>>

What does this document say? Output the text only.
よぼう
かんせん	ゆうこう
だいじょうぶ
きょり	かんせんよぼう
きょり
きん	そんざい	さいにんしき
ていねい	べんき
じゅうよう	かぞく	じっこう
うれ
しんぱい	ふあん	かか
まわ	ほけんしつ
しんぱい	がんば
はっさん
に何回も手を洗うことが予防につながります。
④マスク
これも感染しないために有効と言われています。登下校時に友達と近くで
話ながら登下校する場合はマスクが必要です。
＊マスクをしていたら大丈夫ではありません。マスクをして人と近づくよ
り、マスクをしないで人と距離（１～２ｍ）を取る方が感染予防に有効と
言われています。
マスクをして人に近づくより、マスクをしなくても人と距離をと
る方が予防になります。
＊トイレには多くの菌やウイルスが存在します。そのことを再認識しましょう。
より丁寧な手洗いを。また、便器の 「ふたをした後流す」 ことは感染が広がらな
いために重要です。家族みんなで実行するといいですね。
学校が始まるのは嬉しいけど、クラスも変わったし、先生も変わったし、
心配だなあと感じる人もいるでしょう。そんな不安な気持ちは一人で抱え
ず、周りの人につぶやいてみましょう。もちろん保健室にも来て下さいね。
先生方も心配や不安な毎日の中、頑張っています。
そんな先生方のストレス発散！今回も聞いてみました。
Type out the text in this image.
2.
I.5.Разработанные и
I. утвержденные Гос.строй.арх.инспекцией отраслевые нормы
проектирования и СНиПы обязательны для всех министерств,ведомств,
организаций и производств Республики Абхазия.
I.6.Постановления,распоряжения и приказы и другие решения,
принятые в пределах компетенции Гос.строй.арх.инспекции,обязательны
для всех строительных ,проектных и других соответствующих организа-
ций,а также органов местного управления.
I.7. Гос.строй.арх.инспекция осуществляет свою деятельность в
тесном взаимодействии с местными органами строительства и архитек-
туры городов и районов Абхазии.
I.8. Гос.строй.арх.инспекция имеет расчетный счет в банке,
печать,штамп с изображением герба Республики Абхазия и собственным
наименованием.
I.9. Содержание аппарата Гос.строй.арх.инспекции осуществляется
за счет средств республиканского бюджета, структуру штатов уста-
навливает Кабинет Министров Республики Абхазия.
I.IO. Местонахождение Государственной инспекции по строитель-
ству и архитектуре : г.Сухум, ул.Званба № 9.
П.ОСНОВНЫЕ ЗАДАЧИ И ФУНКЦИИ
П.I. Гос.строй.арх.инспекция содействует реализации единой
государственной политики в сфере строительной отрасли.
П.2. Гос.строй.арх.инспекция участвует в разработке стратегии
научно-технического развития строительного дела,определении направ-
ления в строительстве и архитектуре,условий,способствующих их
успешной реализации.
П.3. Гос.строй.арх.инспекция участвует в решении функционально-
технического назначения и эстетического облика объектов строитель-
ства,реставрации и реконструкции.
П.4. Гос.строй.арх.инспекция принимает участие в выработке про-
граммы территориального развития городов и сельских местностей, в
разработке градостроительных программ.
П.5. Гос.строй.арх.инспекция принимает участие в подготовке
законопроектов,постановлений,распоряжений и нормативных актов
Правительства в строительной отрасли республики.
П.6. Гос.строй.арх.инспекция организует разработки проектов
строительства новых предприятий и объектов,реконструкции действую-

<<

SHORT PROBLEM: Identify every line where the string "отрасли" appears.

WRITTEN ANSWER:
государственной политики в сфере строительной отрасли.
Правительства в строительной отрасли республики.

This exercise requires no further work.